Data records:
————————
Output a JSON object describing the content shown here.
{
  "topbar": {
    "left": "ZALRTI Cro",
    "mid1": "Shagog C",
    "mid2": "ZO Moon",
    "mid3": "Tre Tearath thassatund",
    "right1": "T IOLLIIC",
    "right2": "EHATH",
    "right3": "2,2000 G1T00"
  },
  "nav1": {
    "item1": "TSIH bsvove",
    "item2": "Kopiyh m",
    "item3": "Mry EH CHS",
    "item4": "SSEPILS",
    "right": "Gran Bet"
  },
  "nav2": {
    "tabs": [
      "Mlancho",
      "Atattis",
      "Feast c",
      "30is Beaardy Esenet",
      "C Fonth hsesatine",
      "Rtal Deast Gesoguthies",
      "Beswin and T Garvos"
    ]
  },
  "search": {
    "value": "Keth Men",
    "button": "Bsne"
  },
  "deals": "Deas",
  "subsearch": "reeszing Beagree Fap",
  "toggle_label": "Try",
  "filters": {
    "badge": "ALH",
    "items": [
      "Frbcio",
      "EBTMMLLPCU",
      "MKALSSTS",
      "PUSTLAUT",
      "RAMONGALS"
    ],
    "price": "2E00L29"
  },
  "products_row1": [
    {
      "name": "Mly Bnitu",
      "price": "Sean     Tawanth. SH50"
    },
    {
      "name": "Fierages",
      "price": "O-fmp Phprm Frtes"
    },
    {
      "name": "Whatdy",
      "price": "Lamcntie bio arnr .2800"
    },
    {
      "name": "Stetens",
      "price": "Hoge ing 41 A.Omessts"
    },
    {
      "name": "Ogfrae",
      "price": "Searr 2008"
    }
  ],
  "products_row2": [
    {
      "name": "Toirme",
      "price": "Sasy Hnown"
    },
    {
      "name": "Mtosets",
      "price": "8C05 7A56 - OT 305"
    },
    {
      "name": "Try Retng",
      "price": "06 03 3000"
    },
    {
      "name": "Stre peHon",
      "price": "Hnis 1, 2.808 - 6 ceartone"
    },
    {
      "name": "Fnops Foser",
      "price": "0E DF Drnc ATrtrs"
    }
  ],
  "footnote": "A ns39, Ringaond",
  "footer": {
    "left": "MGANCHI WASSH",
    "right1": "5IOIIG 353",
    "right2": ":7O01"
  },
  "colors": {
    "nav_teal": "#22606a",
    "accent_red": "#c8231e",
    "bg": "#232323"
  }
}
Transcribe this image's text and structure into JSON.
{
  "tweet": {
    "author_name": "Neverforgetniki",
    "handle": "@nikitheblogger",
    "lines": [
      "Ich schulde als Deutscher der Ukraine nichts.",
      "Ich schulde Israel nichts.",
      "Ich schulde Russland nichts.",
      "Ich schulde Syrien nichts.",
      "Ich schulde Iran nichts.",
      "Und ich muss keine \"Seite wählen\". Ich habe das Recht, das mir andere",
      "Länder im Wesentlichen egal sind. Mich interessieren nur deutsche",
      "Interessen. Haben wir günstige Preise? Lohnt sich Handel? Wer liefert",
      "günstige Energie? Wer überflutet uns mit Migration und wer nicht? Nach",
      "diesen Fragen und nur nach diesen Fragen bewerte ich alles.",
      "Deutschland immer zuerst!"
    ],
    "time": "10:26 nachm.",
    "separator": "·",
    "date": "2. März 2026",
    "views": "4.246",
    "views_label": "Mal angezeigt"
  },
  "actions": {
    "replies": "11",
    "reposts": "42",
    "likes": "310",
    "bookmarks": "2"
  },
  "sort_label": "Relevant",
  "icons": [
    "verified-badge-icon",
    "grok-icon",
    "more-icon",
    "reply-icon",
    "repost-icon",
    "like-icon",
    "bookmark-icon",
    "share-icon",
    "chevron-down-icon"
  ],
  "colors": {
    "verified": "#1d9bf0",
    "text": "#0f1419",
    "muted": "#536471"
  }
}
————————
* [Written problem] All of the lines above must be returned exactly.

* [Solution below]
Output a JSON object describing the content shown here.
{
  "topbar": {
    "left": "ZALRTI Cro",
    "mid1": "Shagog C",
    "mid2": "ZO Moon",
    "mid3": "Tre Tearath thassatund",
    "right1": "T IOLLIIC",
    "right2": "EHATH",
    "right3": "2,2000 G1T00"
  },
  "nav1": {
    "item1": "TSIH bsvove",
    "item2": "Kopiyh m",
    "item3": "Mry EH CHS",
    "item4": "SSEPILS",
    "right": "Gran Bet"
  },
  "nav2": {
    "tabs": [
      "Mlancho",
      "Atattis",
      "Feast c",
      "30is Beaardy Esenet",
      "C Fonth hsesatine",
      "Rtal Deast Gesoguthies",
      "Beswin and T Garvos"
    ]
  },
  "search": {
    "value": "Keth Men",
    "button": "Bsne"
  },
  "deals": "Deas",
  "subsearch": "reeszing Beagree Fap",
  "toggle_label": "Try",
  "filters": {
    "badge": "ALH",
    "items": [
      "Frbcio",
      "EBTMMLLPCU",
      "MKALSSTS",
      "PUSTLAUT",
      "RAMONGALS"
    ],
    "price": "2E00L29"
  },
  "products_row1": [
    {
      "name": "Mly Bnitu",
      "price": "Sean     Tawanth. SH50"
    },
    {
      "name": "Fierages",
      "price": "O-fmp Phprm Frtes"
    },
    {
      "name": "Whatdy",
      "price": "Lamcntie bio arnr .2800"
    },
    {
      "name": "Stetens",
      "price": "Hoge ing 41 A.Omessts"
    },
    {
      "name": "Ogfrae",
      "price": "Searr 2008"
    }
  ],
  "products_row2": [
    {
      "name": "Toirme",
      "price": "Sasy Hnown"
    },
    {
      "name": "Mtosets",
      "price": "8C05 7A56 - OT 305"
    },
    {
      "name": "Try Retng",
      "price": "06 03 3000"
    },
    {
      "name": "Stre peHon",
      "price": "Hnis 1, 2.808 - 6 ceartone"
    },
    {
      "name": "Fnops Foser",
      "price": "0E DF Drnc ATrtrs"
    }
  ],
  "footnote": "A ns39, Ringaond",
  "footer": {
    "left": "MGANCHI WASSH",
    "right1": "5IOIIG 353",
    "right2": ":7O01"
  },
  "colors": {
    "nav_teal": "#22606a",
    "accent_red": "#c8231e",
    "bg": "#232323"
  }
}
Transcribe this image's text and structure into JSON.
{
  "tweet": {
    "author_name": "Neverforgetniki",
    "handle": "@nikitheblogger",
    "lines": [
      "Ich schulde als Deutscher der Ukraine nichts.",
      "Ich schulde Israel nichts.",
      "Ich schulde Russland nichts.",
      "Ich schulde Syrien nichts.",
      "Ich schulde Iran nichts.",
      "Und ich muss keine \"Seite wählen\". Ich habe das Recht, das mir andere",
      "Länder im Wesentlichen egal sind. Mich interessieren nur deutsche",
      "Interessen. Haben wir günstige Preise? Lohnt sich Handel? Wer liefert",
      "günstige Energie? Wer überflutet uns mit Migration und wer nicht? Nach",
      "diesen Fragen und nur nach diesen Fragen bewerte ich alles.",
      "Deutschland immer zuerst!"
    ],
    "time": "10:26 nachm.",
    "separator": "·",
    "date": "2. März 2026",
    "views": "4.246",
    "views_label": "Mal angezeigt"
  },
  "actions": {
    "replies": "11",
    "reposts": "42",
    "likes": "310",
    "bookmarks": "2"
  },
  "sort_label": "Relevant",
  "icons": [
    "verified-badge-icon",
    "grok-icon",
    "more-icon",
    "reply-icon",
    "repost-icon",
    "like-icon",
    "bookmark-icon",
    "share-icon",
    "chevron-down-icon"
  ],
  "colors": {
    "verified": "#1d9bf0",
    "text": "#0f1419",
    "muted": "#536471"
  }
}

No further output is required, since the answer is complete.